(Extracted data entries)
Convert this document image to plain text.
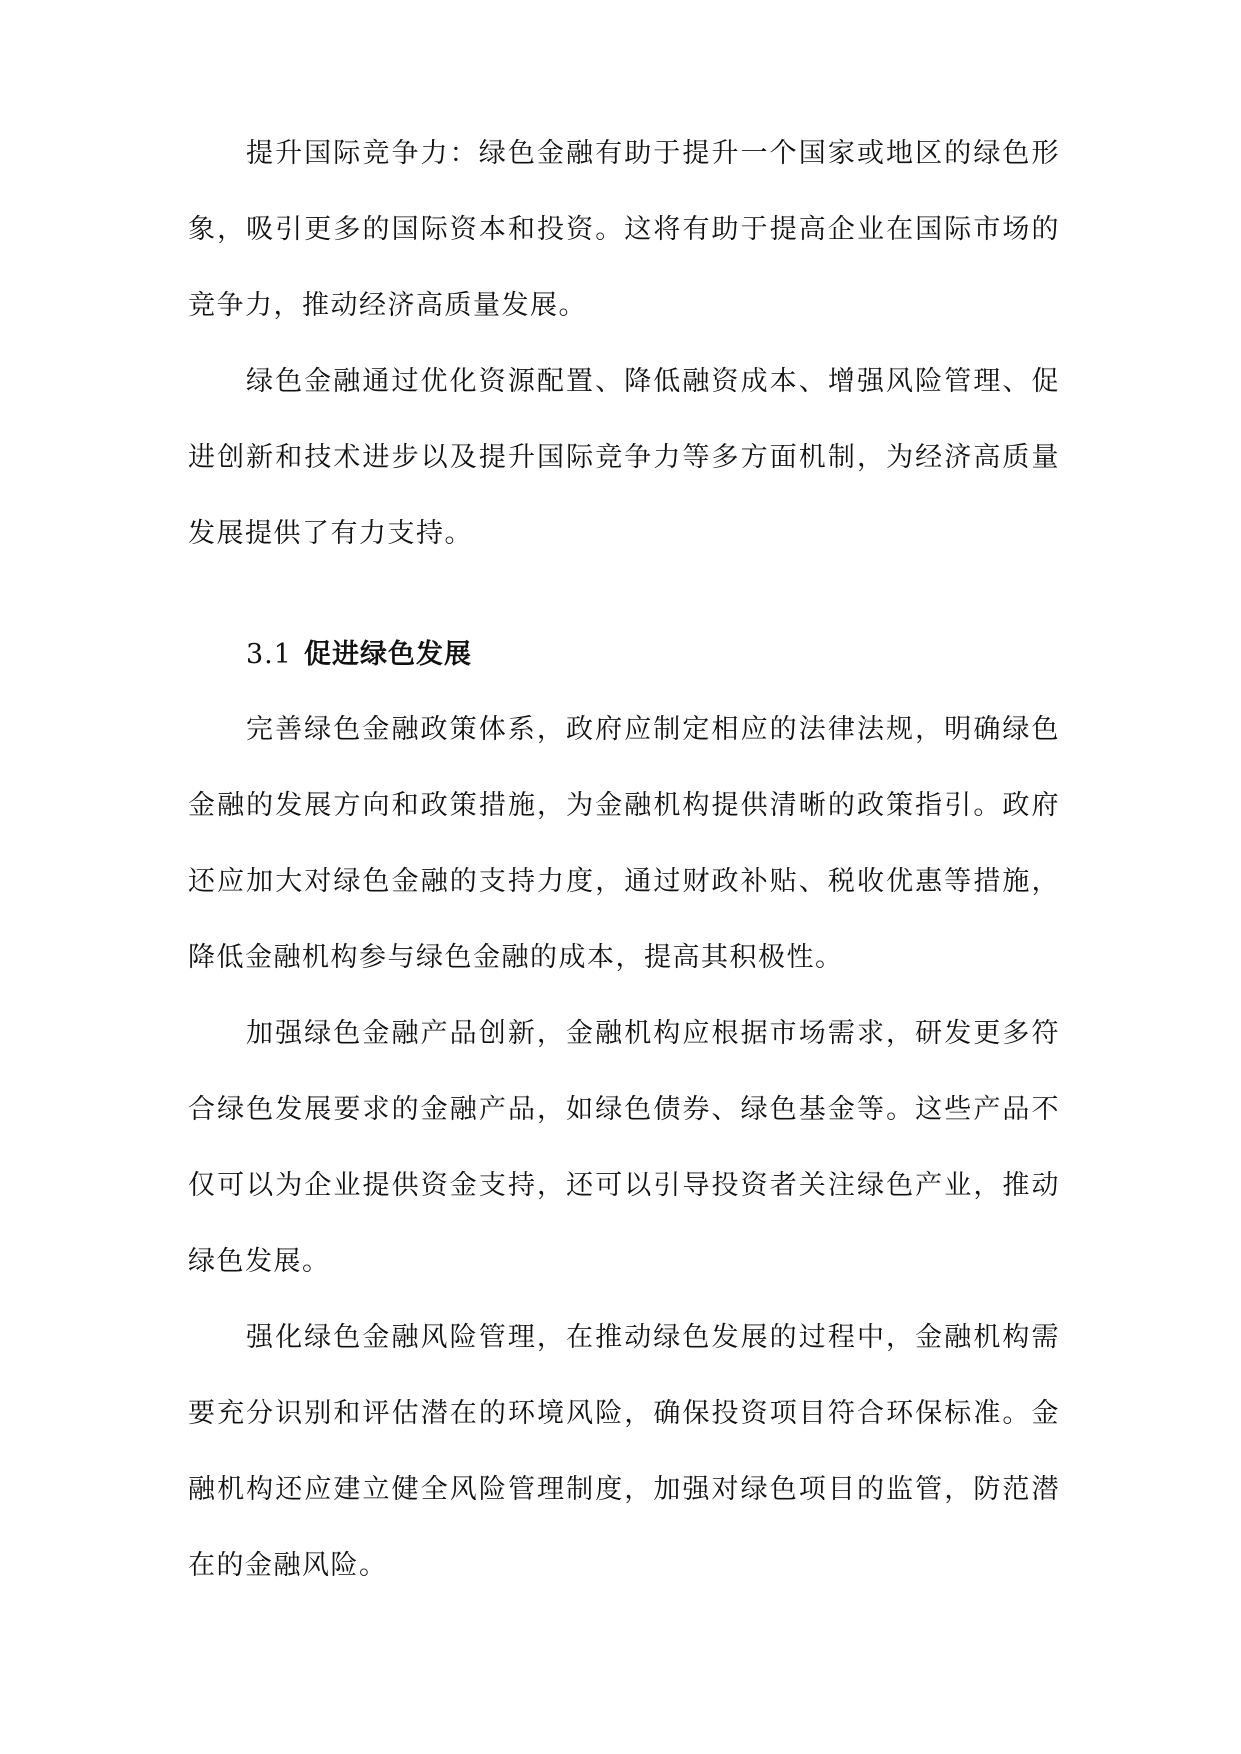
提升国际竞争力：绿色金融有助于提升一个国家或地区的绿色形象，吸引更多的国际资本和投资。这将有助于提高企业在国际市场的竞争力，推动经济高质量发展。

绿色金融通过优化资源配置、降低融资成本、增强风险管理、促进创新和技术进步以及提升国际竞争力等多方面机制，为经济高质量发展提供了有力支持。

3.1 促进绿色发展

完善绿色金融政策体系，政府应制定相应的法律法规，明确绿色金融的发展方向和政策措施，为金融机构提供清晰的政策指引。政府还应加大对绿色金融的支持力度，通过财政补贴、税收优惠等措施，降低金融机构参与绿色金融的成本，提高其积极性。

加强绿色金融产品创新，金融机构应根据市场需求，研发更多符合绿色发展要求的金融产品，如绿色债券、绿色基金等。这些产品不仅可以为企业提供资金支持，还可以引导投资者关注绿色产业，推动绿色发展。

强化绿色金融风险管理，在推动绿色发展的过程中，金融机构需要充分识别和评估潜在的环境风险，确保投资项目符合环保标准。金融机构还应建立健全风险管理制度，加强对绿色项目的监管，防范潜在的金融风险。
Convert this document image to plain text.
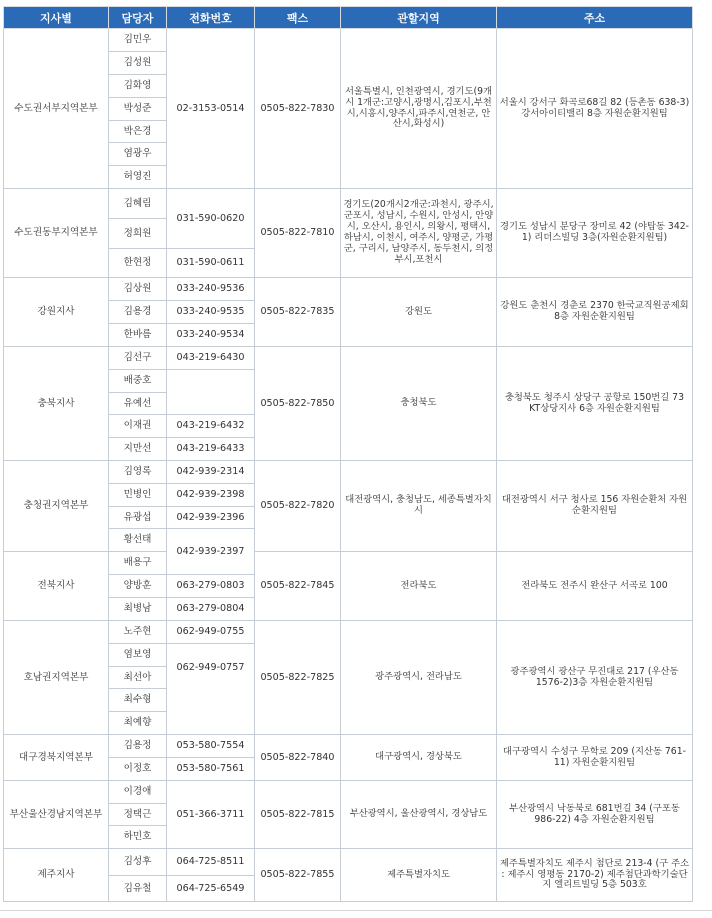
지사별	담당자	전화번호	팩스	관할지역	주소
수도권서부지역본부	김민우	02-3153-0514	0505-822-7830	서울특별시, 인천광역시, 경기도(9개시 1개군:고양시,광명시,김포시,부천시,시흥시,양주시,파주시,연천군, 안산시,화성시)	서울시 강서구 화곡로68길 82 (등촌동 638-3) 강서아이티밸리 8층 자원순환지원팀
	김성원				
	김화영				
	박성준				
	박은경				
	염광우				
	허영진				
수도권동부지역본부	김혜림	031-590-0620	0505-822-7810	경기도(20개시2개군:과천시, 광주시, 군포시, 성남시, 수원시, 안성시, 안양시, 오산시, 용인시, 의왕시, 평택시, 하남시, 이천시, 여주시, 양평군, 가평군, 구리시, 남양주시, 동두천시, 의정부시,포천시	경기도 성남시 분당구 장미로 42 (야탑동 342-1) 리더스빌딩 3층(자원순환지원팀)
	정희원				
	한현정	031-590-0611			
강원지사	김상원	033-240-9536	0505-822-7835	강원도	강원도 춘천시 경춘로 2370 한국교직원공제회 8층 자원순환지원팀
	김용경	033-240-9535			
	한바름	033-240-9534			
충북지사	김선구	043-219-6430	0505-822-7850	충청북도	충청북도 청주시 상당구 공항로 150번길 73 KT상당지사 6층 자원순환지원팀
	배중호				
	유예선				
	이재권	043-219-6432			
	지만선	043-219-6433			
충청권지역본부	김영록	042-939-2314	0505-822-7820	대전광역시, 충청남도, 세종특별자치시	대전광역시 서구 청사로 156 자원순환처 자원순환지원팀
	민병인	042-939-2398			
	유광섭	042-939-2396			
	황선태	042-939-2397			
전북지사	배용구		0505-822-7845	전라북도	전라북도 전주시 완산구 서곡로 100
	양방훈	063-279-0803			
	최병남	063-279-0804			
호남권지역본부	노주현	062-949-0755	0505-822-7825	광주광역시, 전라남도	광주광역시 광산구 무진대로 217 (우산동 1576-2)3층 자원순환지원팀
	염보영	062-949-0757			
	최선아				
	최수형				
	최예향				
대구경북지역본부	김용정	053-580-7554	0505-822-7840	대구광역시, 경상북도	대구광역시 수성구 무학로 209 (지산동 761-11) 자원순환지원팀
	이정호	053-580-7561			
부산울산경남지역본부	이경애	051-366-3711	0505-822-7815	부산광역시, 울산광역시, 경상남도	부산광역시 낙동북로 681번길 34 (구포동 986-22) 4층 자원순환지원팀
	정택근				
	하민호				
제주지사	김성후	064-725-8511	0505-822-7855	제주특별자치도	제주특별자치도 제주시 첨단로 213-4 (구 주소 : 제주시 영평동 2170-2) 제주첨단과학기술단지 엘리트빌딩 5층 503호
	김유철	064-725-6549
---
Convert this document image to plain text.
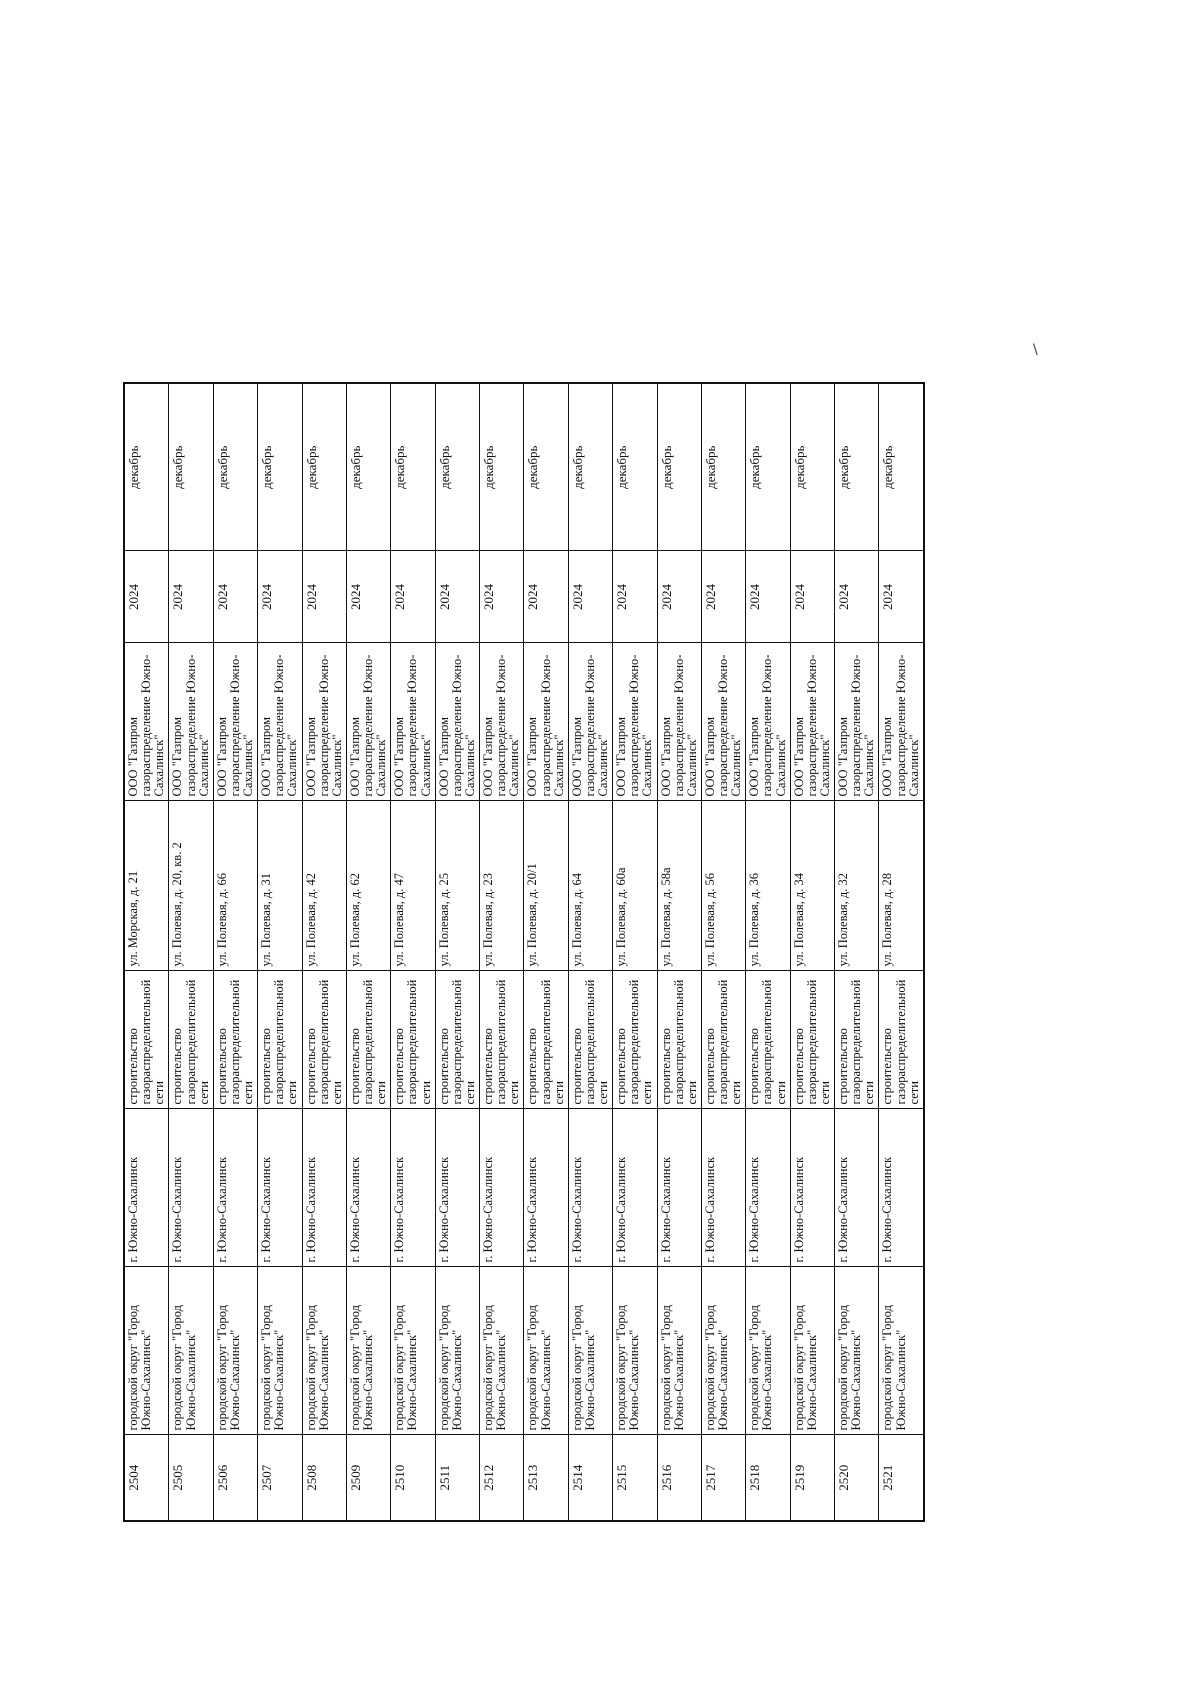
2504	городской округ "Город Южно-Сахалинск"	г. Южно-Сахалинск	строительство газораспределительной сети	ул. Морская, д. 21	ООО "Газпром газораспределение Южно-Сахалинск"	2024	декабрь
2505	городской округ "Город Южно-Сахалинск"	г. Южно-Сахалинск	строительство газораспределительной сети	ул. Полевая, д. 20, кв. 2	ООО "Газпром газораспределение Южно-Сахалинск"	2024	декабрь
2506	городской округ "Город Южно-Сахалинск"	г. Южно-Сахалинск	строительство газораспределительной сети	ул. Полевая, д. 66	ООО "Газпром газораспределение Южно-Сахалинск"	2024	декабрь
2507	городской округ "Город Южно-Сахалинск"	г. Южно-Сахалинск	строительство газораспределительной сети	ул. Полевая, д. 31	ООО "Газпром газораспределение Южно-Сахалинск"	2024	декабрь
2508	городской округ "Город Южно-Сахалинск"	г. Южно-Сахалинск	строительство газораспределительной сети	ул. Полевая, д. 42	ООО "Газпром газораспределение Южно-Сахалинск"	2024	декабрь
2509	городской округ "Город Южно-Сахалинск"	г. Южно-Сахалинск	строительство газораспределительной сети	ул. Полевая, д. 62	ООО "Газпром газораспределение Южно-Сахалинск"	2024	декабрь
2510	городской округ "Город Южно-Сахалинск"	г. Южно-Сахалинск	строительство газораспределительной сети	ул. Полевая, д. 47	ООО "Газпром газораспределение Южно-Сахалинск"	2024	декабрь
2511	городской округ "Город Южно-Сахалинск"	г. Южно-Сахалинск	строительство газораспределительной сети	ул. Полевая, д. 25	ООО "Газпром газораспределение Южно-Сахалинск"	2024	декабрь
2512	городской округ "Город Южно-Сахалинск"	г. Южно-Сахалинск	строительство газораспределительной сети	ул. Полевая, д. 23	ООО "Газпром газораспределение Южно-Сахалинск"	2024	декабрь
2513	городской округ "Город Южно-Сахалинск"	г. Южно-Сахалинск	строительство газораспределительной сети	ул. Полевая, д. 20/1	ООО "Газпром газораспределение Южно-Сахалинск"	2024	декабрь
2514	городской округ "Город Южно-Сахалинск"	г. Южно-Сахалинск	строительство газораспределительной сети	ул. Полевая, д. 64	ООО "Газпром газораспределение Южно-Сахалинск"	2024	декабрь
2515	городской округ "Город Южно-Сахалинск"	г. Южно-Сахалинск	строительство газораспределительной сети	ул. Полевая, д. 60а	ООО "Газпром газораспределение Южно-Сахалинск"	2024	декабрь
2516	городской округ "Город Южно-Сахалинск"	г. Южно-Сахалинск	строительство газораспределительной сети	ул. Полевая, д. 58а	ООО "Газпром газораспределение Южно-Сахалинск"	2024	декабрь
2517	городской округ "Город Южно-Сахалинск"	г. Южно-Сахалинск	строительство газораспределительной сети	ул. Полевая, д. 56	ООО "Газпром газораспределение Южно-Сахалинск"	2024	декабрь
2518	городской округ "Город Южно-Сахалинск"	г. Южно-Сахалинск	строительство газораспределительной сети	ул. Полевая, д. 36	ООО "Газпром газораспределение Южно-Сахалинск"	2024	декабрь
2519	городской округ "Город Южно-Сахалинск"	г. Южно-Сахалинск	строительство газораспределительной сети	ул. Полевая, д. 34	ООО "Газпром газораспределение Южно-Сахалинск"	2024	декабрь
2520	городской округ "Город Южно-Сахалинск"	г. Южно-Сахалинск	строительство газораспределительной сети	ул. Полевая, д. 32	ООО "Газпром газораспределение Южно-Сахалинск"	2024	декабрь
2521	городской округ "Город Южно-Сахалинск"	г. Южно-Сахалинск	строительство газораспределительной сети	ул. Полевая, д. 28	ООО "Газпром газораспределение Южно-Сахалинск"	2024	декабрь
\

| Exercise directions |
Pick out the lines that contain "자원순환지원팀" and copy them.

| Task response |
수도권서부지역본부	김민우	02-3153-0514	0505-822-7830	서울특별시, 인천광역시, 경기도(9개시 1개군:고양시,광명시,김포시,부천시,시흥시,양주시,파주시,연천군, 안산시,화성시)	서울시 강서구 화곡로68길 82 (등촌동 638-3) 강서아이티밸리 8층 자원순환지원팀
수도권동부지역본부	김혜림	031-590-0620	0505-822-7810	경기도(20개시2개군:과천시, 광주시, 군포시, 성남시, 수원시, 안성시, 안양시, 오산시, 용인시, 의왕시, 평택시, 하남시, 이천시, 여주시, 양평군, 가평군, 구리시, 남양주시, 동두천시, 의정부시,포천시	경기도 성남시 분당구 장미로 42 (야탑동 342-1) 리더스빌딩 3층(자원순환지원팀)
강원지사	김상원	033-240-9536	0505-822-7835	강원도	강원도 춘천시 경춘로 2370 한국교직원공제회 8층 자원순환지원팀
충북지사	김선구	043-219-6430	0505-822-7850	충청북도	충청북도 청주시 상당구 공항로 150번길 73 KT상당지사 6층 자원순환지원팀
충청권지역본부	김영록	042-939-2314	0505-822-7820	대전광역시, 충청남도, 세종특별자치시	대전광역시 서구 청사로 156 자원순환처 자원순환지원팀
호남권지역본부	노주현	062-949-0755	0505-822-7825	광주광역시, 전라남도	광주광역시 광산구 무진대로 217 (우산동 1576-2)3층 자원순환지원팀
대구경북지역본부	김용정	053-580-7554	0505-822-7840	대구광역시, 경상북도	대구광역시 수성구 무학로 209 (지산동 761-11) 자원순환지원팀
부산울산경남지역본부	이경애	051-366-3711	0505-822-7815	부산광역시, 울산광역시, 경상남도	부산광역시 낙동북로 681번길 34 (구포동 986-22) 4층 자원순환지원팀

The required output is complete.